Stored items
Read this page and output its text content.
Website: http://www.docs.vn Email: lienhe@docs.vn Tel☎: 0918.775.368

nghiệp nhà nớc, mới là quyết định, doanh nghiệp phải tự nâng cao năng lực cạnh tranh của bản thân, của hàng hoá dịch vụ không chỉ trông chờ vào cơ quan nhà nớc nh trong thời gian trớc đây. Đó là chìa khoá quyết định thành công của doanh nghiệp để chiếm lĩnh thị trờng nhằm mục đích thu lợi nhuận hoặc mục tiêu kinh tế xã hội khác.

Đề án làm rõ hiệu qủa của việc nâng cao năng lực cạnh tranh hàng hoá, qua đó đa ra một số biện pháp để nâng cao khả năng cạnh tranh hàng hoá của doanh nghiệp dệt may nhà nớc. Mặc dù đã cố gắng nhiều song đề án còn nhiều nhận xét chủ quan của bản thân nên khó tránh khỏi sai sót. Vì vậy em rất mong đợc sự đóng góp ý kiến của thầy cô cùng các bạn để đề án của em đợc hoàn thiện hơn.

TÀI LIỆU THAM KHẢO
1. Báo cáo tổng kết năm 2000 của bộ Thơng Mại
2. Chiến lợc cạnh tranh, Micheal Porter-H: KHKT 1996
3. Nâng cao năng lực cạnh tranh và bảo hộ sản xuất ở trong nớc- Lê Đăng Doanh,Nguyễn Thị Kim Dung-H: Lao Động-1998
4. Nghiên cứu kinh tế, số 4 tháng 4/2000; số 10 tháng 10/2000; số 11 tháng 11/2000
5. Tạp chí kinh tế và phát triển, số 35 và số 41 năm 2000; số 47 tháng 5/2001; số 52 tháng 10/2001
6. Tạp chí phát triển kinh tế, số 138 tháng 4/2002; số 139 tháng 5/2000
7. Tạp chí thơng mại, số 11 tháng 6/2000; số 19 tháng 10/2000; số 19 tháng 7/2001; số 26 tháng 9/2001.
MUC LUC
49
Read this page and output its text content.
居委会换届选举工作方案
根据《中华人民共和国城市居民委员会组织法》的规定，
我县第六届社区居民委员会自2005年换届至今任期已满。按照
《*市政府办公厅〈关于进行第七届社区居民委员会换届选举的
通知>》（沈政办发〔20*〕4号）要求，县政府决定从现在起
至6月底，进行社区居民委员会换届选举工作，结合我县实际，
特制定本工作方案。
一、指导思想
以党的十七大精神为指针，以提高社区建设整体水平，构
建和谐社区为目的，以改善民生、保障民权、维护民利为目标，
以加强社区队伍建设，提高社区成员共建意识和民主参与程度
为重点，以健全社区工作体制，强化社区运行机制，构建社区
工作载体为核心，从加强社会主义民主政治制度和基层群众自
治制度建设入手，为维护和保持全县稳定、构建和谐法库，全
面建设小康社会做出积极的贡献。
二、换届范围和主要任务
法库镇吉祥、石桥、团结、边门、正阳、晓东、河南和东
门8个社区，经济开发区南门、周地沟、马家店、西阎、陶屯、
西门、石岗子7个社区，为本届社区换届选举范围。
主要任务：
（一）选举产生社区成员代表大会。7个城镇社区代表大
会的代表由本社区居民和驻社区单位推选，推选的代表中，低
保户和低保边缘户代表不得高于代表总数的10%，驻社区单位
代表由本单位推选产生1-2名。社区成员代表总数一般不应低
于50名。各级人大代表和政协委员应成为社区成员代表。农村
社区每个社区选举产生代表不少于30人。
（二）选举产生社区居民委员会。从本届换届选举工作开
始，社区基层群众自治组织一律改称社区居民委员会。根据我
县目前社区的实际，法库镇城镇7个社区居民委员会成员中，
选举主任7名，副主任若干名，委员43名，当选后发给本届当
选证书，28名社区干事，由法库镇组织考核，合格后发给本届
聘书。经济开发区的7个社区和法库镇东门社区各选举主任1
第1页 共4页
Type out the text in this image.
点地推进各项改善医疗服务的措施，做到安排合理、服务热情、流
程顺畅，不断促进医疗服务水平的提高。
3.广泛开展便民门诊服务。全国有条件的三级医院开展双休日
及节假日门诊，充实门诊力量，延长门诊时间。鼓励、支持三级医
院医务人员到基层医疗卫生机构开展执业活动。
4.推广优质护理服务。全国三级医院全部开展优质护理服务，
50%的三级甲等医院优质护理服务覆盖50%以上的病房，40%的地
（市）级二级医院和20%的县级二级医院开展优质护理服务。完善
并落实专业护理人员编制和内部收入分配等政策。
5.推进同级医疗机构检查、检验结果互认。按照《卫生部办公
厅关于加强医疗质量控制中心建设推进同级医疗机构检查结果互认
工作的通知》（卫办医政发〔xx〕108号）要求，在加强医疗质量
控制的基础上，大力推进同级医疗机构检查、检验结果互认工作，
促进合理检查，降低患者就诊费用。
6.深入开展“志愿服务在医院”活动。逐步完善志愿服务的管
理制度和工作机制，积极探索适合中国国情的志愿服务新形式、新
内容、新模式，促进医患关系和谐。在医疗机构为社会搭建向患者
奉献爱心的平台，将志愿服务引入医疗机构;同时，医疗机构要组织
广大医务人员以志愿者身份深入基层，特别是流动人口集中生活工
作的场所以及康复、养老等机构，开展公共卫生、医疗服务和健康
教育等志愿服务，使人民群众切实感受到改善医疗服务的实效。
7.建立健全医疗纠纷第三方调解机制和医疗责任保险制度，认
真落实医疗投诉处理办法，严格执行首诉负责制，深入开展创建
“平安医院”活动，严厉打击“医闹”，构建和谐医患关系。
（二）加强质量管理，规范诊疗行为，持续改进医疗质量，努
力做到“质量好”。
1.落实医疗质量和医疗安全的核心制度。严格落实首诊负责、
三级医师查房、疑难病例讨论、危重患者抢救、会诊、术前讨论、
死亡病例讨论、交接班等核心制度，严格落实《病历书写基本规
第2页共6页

» **What you need to do**: Gather, from the listing above, every line carrying the word "phát".

» **Reply**:
5. Tạp chí kinh tế và phát triển, số 35 và số 41 năm 2000; số 47 tháng 5/2001; số 52 tháng 10/2001
6. Tạp chí phát triển kinh tế, số 138 tháng 4/2002; số 139 tháng 5/2000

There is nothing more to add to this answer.